Source data
# # # # #
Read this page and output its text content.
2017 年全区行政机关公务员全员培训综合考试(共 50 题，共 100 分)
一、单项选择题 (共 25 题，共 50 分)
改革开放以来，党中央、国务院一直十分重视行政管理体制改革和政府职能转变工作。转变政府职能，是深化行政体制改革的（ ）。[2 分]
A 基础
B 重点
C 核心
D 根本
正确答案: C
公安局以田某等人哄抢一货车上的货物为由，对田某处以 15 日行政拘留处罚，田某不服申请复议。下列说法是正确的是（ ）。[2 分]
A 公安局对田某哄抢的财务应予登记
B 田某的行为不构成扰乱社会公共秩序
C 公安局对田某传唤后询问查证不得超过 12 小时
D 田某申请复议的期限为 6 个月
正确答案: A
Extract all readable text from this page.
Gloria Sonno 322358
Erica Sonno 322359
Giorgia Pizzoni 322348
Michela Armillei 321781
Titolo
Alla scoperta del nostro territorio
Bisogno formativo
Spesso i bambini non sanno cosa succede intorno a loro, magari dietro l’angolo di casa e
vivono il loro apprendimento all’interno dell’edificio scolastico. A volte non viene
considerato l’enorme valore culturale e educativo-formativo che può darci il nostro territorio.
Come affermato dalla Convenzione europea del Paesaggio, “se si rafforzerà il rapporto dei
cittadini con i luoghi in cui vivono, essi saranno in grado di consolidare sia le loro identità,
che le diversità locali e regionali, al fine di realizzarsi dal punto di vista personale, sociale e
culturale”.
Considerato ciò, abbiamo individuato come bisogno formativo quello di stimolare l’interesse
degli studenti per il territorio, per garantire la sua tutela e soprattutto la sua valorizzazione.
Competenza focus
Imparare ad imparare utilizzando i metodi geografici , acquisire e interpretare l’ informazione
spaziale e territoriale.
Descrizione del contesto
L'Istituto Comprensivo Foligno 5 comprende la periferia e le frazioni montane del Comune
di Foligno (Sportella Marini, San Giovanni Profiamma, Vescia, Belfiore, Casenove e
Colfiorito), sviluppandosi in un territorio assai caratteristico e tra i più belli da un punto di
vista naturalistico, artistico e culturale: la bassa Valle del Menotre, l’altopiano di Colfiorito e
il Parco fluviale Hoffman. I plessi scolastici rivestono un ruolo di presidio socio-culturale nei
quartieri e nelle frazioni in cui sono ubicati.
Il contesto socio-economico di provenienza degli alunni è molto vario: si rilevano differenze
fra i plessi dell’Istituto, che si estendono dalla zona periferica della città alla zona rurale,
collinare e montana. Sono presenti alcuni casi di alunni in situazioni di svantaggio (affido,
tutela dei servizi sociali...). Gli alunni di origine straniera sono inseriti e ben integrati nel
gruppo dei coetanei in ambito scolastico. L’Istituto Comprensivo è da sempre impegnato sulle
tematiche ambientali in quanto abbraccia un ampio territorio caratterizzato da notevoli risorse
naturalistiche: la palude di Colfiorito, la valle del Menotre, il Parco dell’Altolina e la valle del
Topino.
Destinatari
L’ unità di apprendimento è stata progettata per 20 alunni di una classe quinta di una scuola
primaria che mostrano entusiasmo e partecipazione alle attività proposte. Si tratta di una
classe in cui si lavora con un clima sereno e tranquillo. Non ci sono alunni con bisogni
# # # # #
**Given request:** Each record above should be repeated exactly as it appears.

**Exercise answer:**
Read this page and output its text content.
2017 年全区行政机关公务员全员培训综合考试(共 50 题，共 100 分)
一、单项选择题 (共 25 题，共 50 分)
改革开放以来，党中央、国务院一直十分重视行政管理体制改革和政府职能转变工作。转变政府职能，是深化行政体制改革的（ ）。[2 分]
A 基础
B 重点
C 核心
D 根本
正确答案: C
公安局以田某等人哄抢一货车上的货物为由，对田某处以 15 日行政拘留处罚，田某不服申请复议。下列说法是正确的是（ ）。[2 分]
A 公安局对田某哄抢的财务应予登记
B 田某的行为不构成扰乱社会公共秩序
C 公安局对田某传唤后询问查证不得超过 12 小时
D 田某申请复议的期限为 6 个月
正确答案: A
Extract all readable text from this page.
Gloria Sonno 322358
Erica Sonno 322359
Giorgia Pizzoni 322348
Michela Armillei 321781
Titolo
Alla scoperta del nostro territorio
Bisogno formativo
Spesso i bambini non sanno cosa succede intorno a loro, magari dietro l’angolo di casa e
vivono il loro apprendimento all’interno dell’edificio scolastico. A volte non viene
considerato l’enorme valore culturale e educativo-formativo che può darci il nostro territorio.
Come affermato dalla Convenzione europea del Paesaggio, “se si rafforzerà il rapporto dei
cittadini con i luoghi in cui vivono, essi saranno in grado di consolidare sia le loro identità,
che le diversità locali e regionali, al fine di realizzarsi dal punto di vista personale, sociale e
culturale”.
Considerato ciò, abbiamo individuato come bisogno formativo quello di stimolare l’interesse
degli studenti per il territorio, per garantire la sua tutela e soprattutto la sua valorizzazione.
Competenza focus
Imparare ad imparare utilizzando i metodi geografici , acquisire e interpretare l’ informazione
spaziale e territoriale.
Descrizione del contesto
L'Istituto Comprensivo Foligno 5 comprende la periferia e le frazioni montane del Comune
di Foligno (Sportella Marini, San Giovanni Profiamma, Vescia, Belfiore, Casenove e
Colfiorito), sviluppandosi in un territorio assai caratteristico e tra i più belli da un punto di
vista naturalistico, artistico e culturale: la bassa Valle del Menotre, l’altopiano di Colfiorito e
il Parco fluviale Hoffman. I plessi scolastici rivestono un ruolo di presidio socio-culturale nei
quartieri e nelle frazioni in cui sono ubicati.
Il contesto socio-economico di provenienza degli alunni è molto vario: si rilevano differenze
fra i plessi dell’Istituto, che si estendono dalla zona periferica della città alla zona rurale,
collinare e montana. Sono presenti alcuni casi di alunni in situazioni di svantaggio (affido,
tutela dei servizi sociali...). Gli alunni di origine straniera sono inseriti e ben integrati nel
gruppo dei coetanei in ambito scolastico. L’Istituto Comprensivo è da sempre impegnato sulle
tematiche ambientali in quanto abbraccia un ampio territorio caratterizzato da notevoli risorse
naturalistiche: la palude di Colfiorito, la valle del Menotre, il Parco dell’Altolina e la valle del
Topino.
Destinatari
L’ unità di apprendimento è stata progettata per 20 alunni di una classe quinta di una scuola
primaria che mostrano entusiasmo e partecipazione alle attività proposte. Si tratta di una
classe in cui si lavora con un clima sereno e tranquillo. Non ci sono alunni con bisogni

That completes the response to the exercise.